§ Short task
Below are records to repeat exactly. Omit the pictures from the copy.

§ Dataset rows
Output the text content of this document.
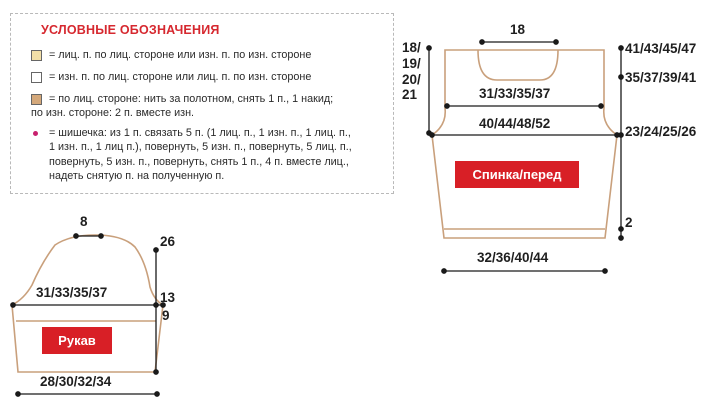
УСЛОВНЫЕ ОБОЗНАЧЕНИЯ
= лиц. п. по лиц. стороне или изн. п. по изн. стороне
= изн. п. по лиц. стороне или лиц. п. по изн. стороне
= по лиц. стороне: нить за полотном, снять 1 п., 1 накид;
по изн. стороне: 2 п. вместе изн.
= шишечка: из 1 п. связать 5 п. (1 лиц. п., 1 изн. п., 1 лиц. п.,
1 изн. п., 1 лиц п.), повернуть, 5 изн. п., повернуть, 5 лиц. п.,
повернуть, 5 изн. п., повернуть, снять 1 п., 4 п. вместе лиц.,
надеть снятую п. на полученную п.
18
31/33/35/37
40/44/48/52
32/36/40/44
18/
19/
20/
21
41/43/45/47
35/37/39/41
23/24/25/26
2
Спинка/перед
8
31/33/35/37
28/30/32/34
26
13
9
Рукав
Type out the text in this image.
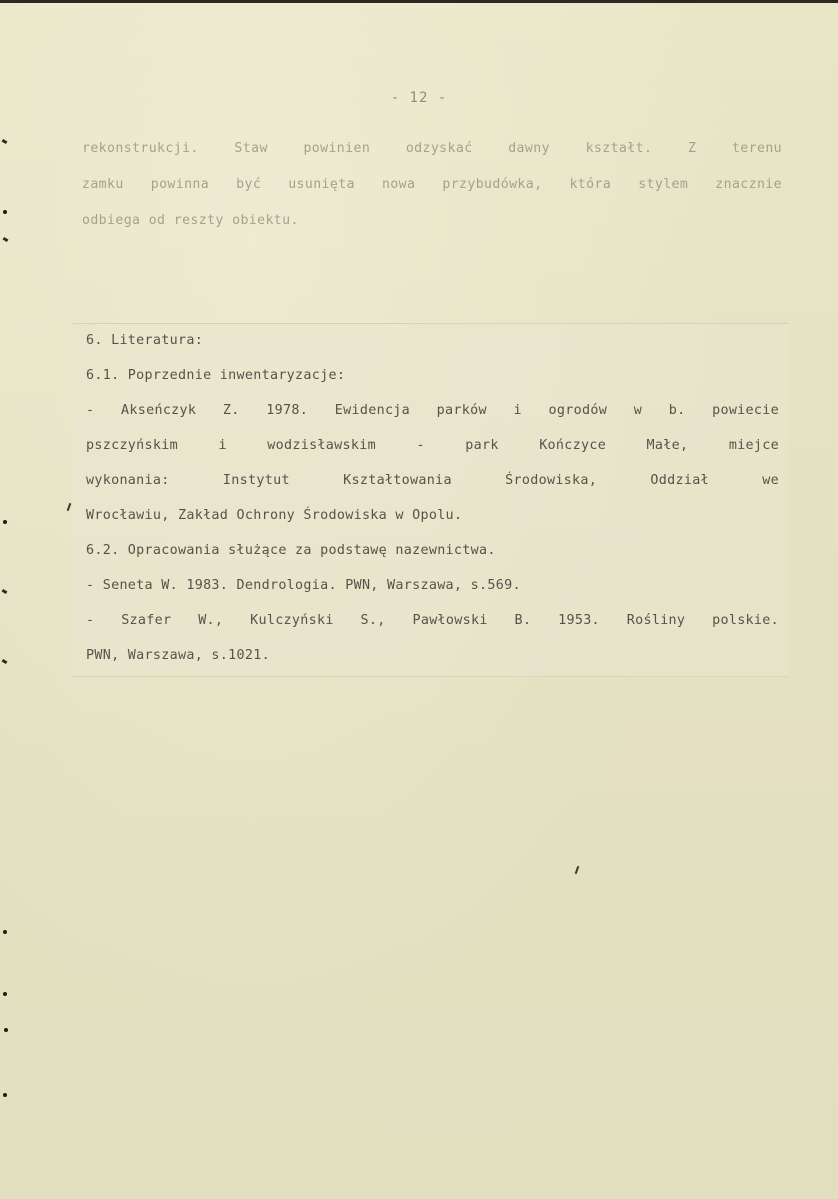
- 12 -
rekonstrukcji. Staw powinien odzyskać dawny kształt. Z terenu
zamku powinna być usunięta nowa przybudówka, która stylem znacznie
odbiega od reszty obiektu.
6. Literatura:
6.1. Poprzednie inwentaryzacje:
- Akseńczyk Z. 1978. Ewidencja parków i ogrodów w b. powiecie
pszczyńskim i wodzisławskim - park Kończyce Małe, miejce
wykonania: Instytut Kształtowania Środowiska, Oddział we
Wrocławiu, Zakład Ochrony Środowiska w Opolu.
6.2. Opracowania służące za podstawę nazewnictwa.
- Seneta W. 1983. Dendrologia. PWN, Warszawa, s.569.
- Szafer W., Kulczyński S., Pawłowski B. 1953. Rośliny polskie.
PWN, Warszawa, s.1021.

§ Answer to this problem
Output the text content of this document.
УСЛОВНЫЕ ОБОЗНАЧЕНИЯ
= лиц. п. по лиц. стороне или изн. п. по изн. стороне
= изн. п. по лиц. стороне или лиц. п. по изн. стороне
= по лиц. стороне: нить за полотном, снять 1 п., 1 накид;
по изн. стороне: 2 п. вместе изн.
= шишечка: из 1 п. связать 5 п. (1 лиц. п., 1 изн. п., 1 лиц. п.,
1 изн. п., 1 лиц п.), повернуть, 5 изн. п., повернуть, 5 лиц. п.,
повернуть, 5 изн. п., повернуть, снять 1 п., 4 п. вместе лиц.,
надеть снятую п. на полученную п.
18
31/33/35/37
40/44/48/52
32/36/40/44
18/
19/
20/
21
41/43/45/47
35/37/39/41
23/24/25/26
2
Спинка/перед
8
31/33/35/37
28/30/32/34
26
13
9
Рукав
Type out the text in this image.
- 12 -
rekonstrukcji. Staw powinien odzyskać dawny kształt. Z terenu
zamku powinna być usunięta nowa przybudówka, która stylem znacznie
odbiega od reszty obiektu.
6. Literatura:
6.1. Poprzednie inwentaryzacje:
- Akseńczyk Z. 1978. Ewidencja parków i ogrodów w b. powiecie
pszczyńskim i wodzisławskim - park Kończyce Małe, miejce
wykonania: Instytut Kształtowania Środowiska, Oddział we
Wrocławiu, Zakład Ochrony Środowiska w Opolu.
6.2. Opracowania służące za podstawę nazewnictwa.
- Seneta W. 1983. Dendrologia. PWN, Warszawa, s.569.
- Szafer W., Kulczyński S., Pawłowski B. 1953. Rośliny polskie.
PWN, Warszawa, s.1021.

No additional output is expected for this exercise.